**STATED EXERCISE:** Copy every record below exactly as written, but leave out the pictures.

>>>

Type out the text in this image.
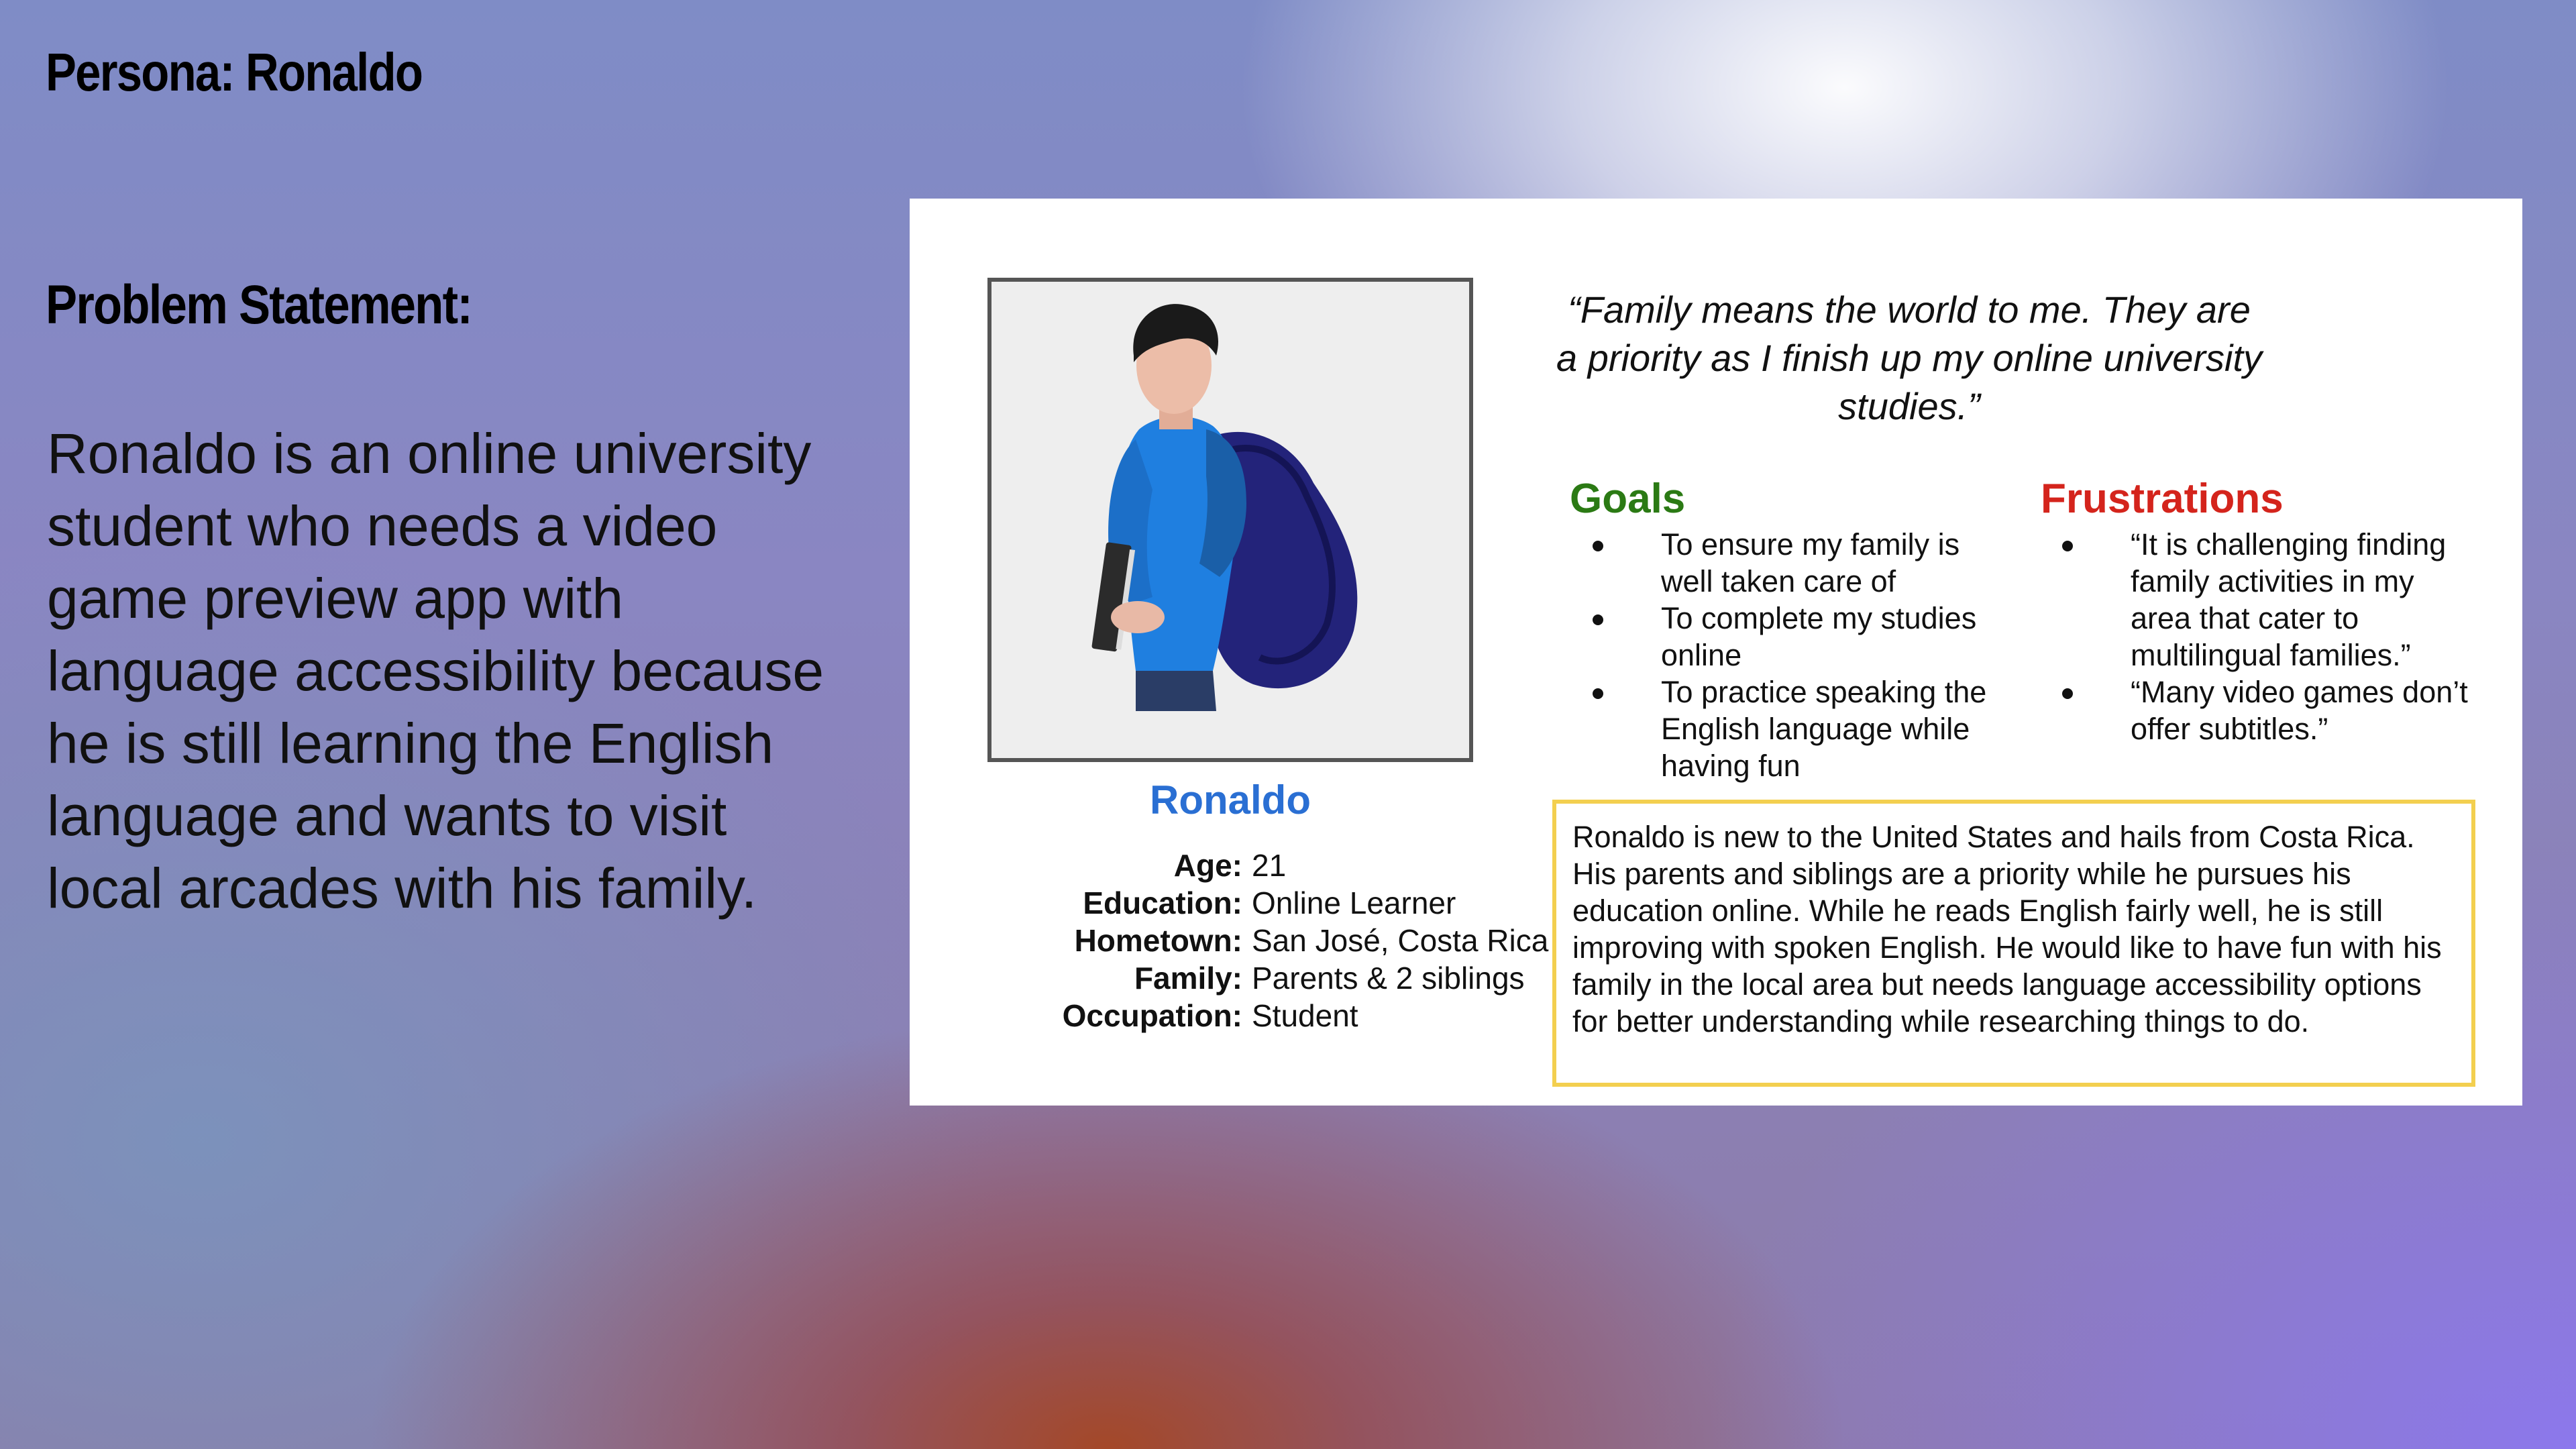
Persona: Ronaldo
Problem Statement:
Ronaldo is an online university student who needs a video game preview app with language accessibility because he is still learning the English language and wants to visit local arcades with his family.
Ronaldo
Age: 21
Education: Online Learner
Hometown: San José, Costa Rica
Family: Parents & 2 siblings
Occupation: Student
“Family means the world to me. They are a priority as I finish up my online university studies.”
Goals
To ensure my family is well taken care of
To complete my studies online
To practice speaking the English language while having fun
Frustrations
“It is challenging finding family activities in my area that cater to multilingual families.”
“Many video games don’t offer subtitles.”
Ronaldo is new to the United States and hails from Costa Rica. His parents and siblings are a priority while he pursues his education online. While he reads English fairly well, he is still improving with spoken English. He would like to have fun with his family in the local area but needs language accessibility options for better understanding while researching things to do.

<<<

**THE SOLUTION:**
Type out the text in this image.
Persona: Ronaldo
Problem Statement:
Ronaldo is an online university student who needs a video game preview app with language accessibility because he is still learning the English language and wants to visit local arcades with his family.
Ronaldo
Age: 21
Education: Online Learner
Hometown: San José, Costa Rica
Family: Parents & 2 siblings
Occupation: Student
“Family means the world to me. They are a priority as I finish up my online university studies.”
Goals
To ensure my family is well taken care of
To complete my studies online
To practice speaking the English language while having fun
Frustrations
“It is challenging finding family activities in my area that cater to multilingual families.”
“Many video games don’t offer subtitles.”
Ronaldo is new to the United States and hails from Costa Rica. His parents and siblings are a priority while he pursues his education online. While he reads English fairly well, he is still improving with spoken English. He would like to have fun with his family in the local area but needs language accessibility options for better understanding while researching things to do.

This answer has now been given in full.